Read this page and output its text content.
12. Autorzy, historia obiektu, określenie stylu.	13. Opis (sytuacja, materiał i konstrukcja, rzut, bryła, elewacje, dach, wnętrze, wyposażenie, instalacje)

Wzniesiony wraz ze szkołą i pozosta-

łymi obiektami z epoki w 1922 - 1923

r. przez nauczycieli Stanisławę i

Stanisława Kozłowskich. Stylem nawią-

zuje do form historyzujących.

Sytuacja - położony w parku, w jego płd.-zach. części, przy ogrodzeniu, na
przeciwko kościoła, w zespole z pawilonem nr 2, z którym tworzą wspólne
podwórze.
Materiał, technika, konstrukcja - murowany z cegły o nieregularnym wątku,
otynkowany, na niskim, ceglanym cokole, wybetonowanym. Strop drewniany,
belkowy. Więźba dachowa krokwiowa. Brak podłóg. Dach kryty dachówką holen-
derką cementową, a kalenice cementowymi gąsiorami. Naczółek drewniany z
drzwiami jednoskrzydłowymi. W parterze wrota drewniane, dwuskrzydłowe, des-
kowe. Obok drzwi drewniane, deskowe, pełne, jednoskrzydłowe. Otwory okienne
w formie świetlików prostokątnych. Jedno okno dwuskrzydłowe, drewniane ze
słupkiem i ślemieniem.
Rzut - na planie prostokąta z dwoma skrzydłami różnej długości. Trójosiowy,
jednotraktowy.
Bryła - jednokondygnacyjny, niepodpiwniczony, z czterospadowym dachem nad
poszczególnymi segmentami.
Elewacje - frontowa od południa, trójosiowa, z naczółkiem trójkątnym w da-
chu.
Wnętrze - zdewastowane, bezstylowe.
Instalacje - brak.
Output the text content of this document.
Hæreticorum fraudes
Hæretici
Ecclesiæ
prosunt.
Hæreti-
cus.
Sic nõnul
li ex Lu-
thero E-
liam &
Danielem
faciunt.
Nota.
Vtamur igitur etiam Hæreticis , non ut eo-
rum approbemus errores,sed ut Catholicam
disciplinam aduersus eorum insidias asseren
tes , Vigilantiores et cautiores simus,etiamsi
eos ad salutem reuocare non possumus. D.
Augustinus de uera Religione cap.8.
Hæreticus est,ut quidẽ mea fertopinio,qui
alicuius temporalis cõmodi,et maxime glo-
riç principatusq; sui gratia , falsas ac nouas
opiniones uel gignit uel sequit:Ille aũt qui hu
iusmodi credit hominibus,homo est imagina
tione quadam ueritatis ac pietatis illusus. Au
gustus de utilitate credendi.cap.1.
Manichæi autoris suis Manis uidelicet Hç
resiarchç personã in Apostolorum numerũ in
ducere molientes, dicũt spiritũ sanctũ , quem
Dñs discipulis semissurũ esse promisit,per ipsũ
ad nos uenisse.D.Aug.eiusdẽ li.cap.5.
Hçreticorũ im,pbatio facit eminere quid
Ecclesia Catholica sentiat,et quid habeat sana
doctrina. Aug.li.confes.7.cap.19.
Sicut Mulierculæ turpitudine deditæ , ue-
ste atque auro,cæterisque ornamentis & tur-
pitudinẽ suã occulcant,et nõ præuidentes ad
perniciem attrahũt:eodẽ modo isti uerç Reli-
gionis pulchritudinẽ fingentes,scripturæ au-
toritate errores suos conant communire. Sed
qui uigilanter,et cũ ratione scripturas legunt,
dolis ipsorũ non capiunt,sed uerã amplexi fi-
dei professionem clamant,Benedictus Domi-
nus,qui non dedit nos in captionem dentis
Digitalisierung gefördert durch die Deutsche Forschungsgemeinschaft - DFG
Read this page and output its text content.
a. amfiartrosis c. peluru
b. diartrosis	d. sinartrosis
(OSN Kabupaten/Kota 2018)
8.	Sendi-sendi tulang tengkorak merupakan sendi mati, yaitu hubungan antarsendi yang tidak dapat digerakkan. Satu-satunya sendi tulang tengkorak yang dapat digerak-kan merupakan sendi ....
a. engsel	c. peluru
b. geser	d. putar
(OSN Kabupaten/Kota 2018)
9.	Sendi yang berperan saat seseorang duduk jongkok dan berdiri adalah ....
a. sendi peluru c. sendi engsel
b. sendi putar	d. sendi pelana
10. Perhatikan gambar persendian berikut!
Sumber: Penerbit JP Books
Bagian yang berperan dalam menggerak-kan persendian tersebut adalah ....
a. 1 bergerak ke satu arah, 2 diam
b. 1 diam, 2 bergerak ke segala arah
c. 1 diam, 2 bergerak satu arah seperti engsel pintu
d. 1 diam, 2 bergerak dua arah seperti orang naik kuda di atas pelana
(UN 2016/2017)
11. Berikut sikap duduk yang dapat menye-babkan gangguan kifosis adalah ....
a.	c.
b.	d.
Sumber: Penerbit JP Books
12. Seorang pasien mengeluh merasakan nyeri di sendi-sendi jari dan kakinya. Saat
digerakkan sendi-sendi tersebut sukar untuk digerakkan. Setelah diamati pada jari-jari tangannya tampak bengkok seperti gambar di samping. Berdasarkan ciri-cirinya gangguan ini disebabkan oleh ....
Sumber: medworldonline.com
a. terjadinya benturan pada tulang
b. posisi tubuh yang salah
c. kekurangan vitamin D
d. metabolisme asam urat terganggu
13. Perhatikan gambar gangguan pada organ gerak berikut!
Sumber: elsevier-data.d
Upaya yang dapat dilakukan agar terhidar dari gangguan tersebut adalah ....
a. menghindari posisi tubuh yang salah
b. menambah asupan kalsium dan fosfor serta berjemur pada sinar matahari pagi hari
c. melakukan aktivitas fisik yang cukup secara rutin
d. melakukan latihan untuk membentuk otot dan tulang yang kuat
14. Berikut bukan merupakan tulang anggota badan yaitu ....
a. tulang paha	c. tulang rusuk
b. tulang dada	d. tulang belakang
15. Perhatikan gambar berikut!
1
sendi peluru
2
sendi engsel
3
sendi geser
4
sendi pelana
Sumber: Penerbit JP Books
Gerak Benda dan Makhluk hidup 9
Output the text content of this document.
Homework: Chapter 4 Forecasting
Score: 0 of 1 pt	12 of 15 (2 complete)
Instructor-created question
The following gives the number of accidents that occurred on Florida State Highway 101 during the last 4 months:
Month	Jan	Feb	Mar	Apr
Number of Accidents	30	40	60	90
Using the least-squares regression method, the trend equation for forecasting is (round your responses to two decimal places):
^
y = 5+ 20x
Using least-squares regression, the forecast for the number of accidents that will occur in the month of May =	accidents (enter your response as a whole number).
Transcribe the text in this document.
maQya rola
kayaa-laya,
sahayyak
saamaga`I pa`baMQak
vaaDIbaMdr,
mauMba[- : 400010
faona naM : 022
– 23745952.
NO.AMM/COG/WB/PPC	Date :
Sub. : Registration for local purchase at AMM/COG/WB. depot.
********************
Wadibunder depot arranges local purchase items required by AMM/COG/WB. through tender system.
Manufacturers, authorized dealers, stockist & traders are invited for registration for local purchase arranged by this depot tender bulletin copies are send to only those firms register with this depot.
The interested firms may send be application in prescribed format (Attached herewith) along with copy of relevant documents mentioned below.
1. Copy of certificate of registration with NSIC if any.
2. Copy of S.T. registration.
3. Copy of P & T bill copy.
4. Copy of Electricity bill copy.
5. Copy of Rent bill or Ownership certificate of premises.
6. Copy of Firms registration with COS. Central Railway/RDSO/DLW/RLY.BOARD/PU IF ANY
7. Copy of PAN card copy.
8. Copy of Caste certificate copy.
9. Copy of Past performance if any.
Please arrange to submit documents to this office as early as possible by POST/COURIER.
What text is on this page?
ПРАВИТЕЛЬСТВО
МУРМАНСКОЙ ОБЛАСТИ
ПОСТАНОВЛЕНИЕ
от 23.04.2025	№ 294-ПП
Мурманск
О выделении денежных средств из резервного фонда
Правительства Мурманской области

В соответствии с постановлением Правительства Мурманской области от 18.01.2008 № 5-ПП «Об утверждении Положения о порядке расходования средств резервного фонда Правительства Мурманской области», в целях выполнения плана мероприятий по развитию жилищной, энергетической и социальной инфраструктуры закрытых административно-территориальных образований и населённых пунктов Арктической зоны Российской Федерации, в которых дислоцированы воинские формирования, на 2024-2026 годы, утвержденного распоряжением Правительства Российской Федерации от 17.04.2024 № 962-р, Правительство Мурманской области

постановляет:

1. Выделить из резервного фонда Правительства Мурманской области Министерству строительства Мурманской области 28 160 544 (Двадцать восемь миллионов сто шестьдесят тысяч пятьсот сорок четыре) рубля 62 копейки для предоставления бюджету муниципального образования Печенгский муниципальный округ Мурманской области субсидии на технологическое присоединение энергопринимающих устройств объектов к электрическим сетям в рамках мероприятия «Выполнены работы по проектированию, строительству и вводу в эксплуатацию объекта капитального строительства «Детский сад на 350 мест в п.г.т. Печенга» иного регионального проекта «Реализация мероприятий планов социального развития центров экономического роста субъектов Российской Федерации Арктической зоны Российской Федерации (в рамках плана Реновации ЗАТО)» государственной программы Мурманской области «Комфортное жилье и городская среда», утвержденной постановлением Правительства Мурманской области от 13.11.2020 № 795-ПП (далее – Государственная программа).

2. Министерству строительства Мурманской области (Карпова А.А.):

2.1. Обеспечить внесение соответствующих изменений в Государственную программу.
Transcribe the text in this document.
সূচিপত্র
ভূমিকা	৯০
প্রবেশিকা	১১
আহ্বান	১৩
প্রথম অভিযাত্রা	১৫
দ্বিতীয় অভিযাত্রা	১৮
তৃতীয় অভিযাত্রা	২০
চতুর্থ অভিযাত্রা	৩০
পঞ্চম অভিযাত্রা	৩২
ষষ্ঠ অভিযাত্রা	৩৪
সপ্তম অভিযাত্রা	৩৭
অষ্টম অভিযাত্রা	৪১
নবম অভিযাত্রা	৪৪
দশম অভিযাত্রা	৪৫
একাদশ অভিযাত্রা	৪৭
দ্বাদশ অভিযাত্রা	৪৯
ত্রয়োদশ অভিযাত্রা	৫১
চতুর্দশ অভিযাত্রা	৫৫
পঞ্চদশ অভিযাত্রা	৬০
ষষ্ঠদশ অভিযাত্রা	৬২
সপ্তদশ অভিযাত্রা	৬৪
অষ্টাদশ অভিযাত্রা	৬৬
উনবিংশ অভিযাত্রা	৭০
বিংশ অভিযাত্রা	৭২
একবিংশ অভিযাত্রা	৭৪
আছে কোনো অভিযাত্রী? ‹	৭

-- -- --

[Do this] Among the lines of the data above, determine how many contain the word "seperti". Report the number alone.

[Exercise answer] 3